▸ **What to produce**: Take down each entry exactly as written.

▸ **Provided data**:
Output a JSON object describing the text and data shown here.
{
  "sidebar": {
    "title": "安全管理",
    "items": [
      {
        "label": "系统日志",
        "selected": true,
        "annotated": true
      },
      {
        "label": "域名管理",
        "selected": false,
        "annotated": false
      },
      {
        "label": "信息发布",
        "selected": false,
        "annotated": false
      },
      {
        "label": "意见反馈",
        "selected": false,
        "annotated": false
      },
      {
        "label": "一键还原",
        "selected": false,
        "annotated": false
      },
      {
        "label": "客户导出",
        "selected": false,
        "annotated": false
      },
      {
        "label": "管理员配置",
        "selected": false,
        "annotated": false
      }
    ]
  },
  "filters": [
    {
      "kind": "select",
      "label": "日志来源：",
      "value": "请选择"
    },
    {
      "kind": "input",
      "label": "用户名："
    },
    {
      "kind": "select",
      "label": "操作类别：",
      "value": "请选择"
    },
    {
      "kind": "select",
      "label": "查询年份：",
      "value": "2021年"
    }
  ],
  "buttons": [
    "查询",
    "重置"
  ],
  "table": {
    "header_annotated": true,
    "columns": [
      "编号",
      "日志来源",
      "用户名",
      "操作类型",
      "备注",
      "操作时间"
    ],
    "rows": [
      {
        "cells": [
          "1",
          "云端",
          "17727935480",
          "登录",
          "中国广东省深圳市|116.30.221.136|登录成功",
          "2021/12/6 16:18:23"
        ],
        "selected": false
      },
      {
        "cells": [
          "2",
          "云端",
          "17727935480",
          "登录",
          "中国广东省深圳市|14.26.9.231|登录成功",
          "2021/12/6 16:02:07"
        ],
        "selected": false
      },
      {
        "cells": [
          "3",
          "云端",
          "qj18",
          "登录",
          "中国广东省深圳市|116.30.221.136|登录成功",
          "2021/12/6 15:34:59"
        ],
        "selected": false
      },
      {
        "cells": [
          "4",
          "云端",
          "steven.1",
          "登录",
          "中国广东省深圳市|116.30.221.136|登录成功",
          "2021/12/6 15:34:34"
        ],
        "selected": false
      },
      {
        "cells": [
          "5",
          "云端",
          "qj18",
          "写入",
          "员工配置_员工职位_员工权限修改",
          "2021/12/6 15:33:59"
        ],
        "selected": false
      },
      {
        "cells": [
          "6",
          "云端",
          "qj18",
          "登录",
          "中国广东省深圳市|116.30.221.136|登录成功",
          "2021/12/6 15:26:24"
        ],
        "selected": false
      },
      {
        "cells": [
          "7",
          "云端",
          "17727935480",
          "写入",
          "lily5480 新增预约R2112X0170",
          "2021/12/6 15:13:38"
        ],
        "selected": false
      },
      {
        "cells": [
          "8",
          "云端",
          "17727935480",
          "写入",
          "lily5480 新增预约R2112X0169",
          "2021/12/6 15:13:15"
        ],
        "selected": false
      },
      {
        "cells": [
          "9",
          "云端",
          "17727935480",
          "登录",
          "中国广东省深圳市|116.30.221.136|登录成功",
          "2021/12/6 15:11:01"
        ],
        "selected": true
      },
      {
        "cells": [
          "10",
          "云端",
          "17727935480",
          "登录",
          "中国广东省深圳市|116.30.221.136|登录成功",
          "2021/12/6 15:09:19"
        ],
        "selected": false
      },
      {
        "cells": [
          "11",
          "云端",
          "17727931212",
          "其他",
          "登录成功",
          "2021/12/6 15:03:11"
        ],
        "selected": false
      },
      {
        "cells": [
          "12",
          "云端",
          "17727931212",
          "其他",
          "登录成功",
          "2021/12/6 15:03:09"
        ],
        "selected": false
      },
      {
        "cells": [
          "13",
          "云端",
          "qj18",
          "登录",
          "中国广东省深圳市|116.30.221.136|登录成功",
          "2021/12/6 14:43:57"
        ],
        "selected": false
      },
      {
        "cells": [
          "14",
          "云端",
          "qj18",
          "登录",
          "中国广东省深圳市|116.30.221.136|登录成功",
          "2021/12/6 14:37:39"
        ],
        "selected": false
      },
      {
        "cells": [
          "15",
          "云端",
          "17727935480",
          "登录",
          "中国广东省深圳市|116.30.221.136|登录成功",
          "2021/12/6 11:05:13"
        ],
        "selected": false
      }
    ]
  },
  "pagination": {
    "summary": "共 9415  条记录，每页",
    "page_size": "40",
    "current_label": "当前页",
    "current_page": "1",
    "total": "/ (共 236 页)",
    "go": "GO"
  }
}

▸ **Reply to the task**:
Output a JSON object describing the text and data shown here.
{
  "sidebar": {
    "title": "安全管理",
    "items": [
      {
        "label": "系统日志",
        "selected": true,
        "annotated": true
      },
      {
        "label": "域名管理",
        "selected": false,
        "annotated": false
      },
      {
        "label": "信息发布",
        "selected": false,
        "annotated": false
      },
      {
        "label": "意见反馈",
        "selected": false,
        "annotated": false
      },
      {
        "label": "一键还原",
        "selected": false,
        "annotated": false
      },
      {
        "label": "客户导出",
        "selected": false,
        "annotated": false
      },
      {
        "label": "管理员配置",
        "selected": false,
        "annotated": false
      }
    ]
  },
  "filters": [
    {
      "kind": "select",
      "label": "日志来源：",
      "value": "请选择"
    },
    {
      "kind": "input",
      "label": "用户名："
    },
    {
      "kind": "select",
      "label": "操作类别：",
      "value": "请选择"
    },
    {
      "kind": "select",
      "label": "查询年份：",
      "value": "2021年"
    }
  ],
  "buttons": [
    "查询",
    "重置"
  ],
  "table": {
    "header_annotated": true,
    "columns": [
      "编号",
      "日志来源",
      "用户名",
      "操作类型",
      "备注",
      "操作时间"
    ],
    "rows": [
      {
        "cells": [
          "1",
          "云端",
          "17727935480",
          "登录",
          "中国广东省深圳市|116.30.221.136|登录成功",
          "2021/12/6 16:18:23"
        ],
        "selected": false
      },
      {
        "cells": [
          "2",
          "云端",
          "17727935480",
          "登录",
          "中国广东省深圳市|14.26.9.231|登录成功",
          "2021/12/6 16:02:07"
        ],
        "selected": false
      },
      {
        "cells": [
          "3",
          "云端",
          "qj18",
          "登录",
          "中国广东省深圳市|116.30.221.136|登录成功",
          "2021/12/6 15:34:59"
        ],
        "selected": false
      },
      {
        "cells": [
          "4",
          "云端",
          "steven.1",
          "登录",
          "中国广东省深圳市|116.30.221.136|登录成功",
          "2021/12/6 15:34:34"
        ],
        "selected": false
      },
      {
        "cells": [
          "5",
          "云端",
          "qj18",
          "写入",
          "员工配置_员工职位_员工权限修改",
          "2021/12/6 15:33:59"
        ],
        "selected": false
      },
      {
        "cells": [
          "6",
          "云端",
          "qj18",
          "登录",
          "中国广东省深圳市|116.30.221.136|登录成功",
          "2021/12/6 15:26:24"
        ],
        "selected": false
      },
      {
        "cells": [
          "7",
          "云端",
          "17727935480",
          "写入",
          "lily5480 新增预约R2112X0170",
          "2021/12/6 15:13:38"
        ],
        "selected": false
      },
      {
        "cells": [
          "8",
          "云端",
          "17727935480",
          "写入",
          "lily5480 新增预约R2112X0169",
          "2021/12/6 15:13:15"
        ],
        "selected": false
      },
      {
        "cells": [
          "9",
          "云端",
          "17727935480",
          "登录",
          "中国广东省深圳市|116.30.221.136|登录成功",
          "2021/12/6 15:11:01"
        ],
        "selected": true
      },
      {
        "cells": [
          "10",
          "云端",
          "17727935480",
          "登录",
          "中国广东省深圳市|116.30.221.136|登录成功",
          "2021/12/6 15:09:19"
        ],
        "selected": false
      },
      {
        "cells": [
          "11",
          "云端",
          "17727931212",
          "其他",
          "登录成功",
          "2021/12/6 15:03:11"
        ],
        "selected": false
      },
      {
        "cells": [
          "12",
          "云端",
          "17727931212",
          "其他",
          "登录成功",
          "2021/12/6 15:03:09"
        ],
        "selected": false
      },
      {
        "cells": [
          "13",
          "云端",
          "qj18",
          "登录",
          "中国广东省深圳市|116.30.221.136|登录成功",
          "2021/12/6 14:43:57"
        ],
        "selected": false
      },
      {
        "cells": [
          "14",
          "云端",
          "qj18",
          "登录",
          "中国广东省深圳市|116.30.221.136|登录成功",
          "2021/12/6 14:37:39"
        ],
        "selected": false
      },
      {
        "cells": [
          "15",
          "云端",
          "17727935480",
          "登录",
          "中国广东省深圳市|116.30.221.136|登录成功",
          "2021/12/6 11:05:13"
        ],
        "selected": false
      }
    ]
  },
  "pagination": {
    "summary": "共 9415  条记录，每页",
    "page_size": "40",
    "current_label": "当前页",
    "current_page": "1",
    "total": "/ (共 236 页)",
    "go": "GO"
  }
}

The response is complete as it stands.